*** DATA EXCERPTS ***

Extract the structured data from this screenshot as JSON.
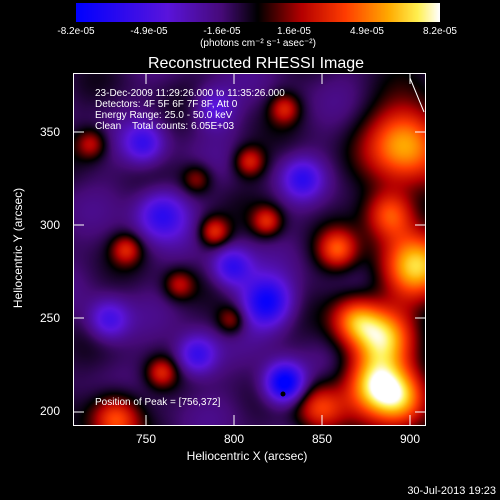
{
  "chart_data": {
    "type": "heatmap",
    "title": "Reconstructed RHESSI Image",
    "xlabel": "Heliocentric X (arcsec)",
    "ylabel": "Heliocentric Y (arcsec)",
    "xlim": [
      715,
      905
    ],
    "ylim": [
      195,
      375
    ],
    "xticks": [
      "750",
      "800",
      "850",
      "900"
    ],
    "yticks": [
      "200",
      "250",
      "300",
      "350"
    ],
    "colorbar": {
      "ticks": [
        "-8.2e-05",
        "-4.9e-05",
        "-1.6e-05",
        "1.6e-05",
        "4.9e-05",
        "8.2e-05"
      ],
      "unit": "(photons cm⁻² s⁻¹ asec⁻²)",
      "range": [
        -8.2e-05,
        8.2e-05
      ]
    },
    "annotations": {
      "time": "23-Dec-2009 11:29:26.000 to 11:35:26.000",
      "detectors": "Detectors: 4F 5F 6F 7F 8F, Att 0",
      "energy": "Energy Range: 25.0 - 50.0 keV",
      "clean": "Clean    Total counts: 6.05E+03",
      "peak": "Position of Peak = [756,372]"
    }
  },
  "footer": {
    "timestamp": "30-Jul-2013 19:23"
  }
}
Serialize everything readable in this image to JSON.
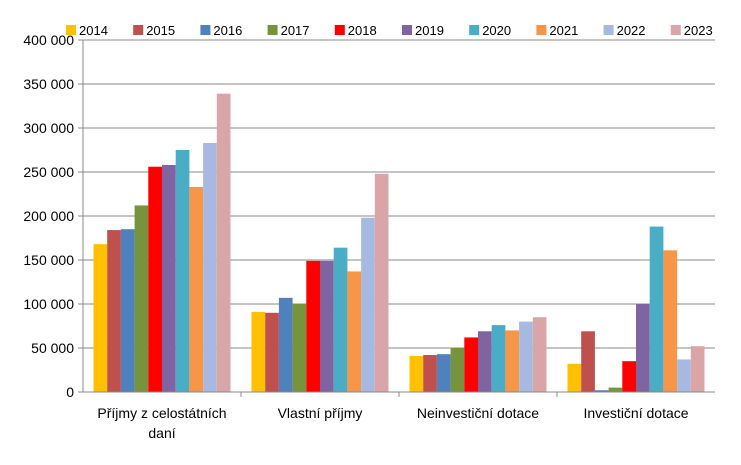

***

» DO THIS
What is the number of lines in the records that contain the string "Heliocentric"? Give only that number.

» SOLUTION TO THIS EXERCISE
2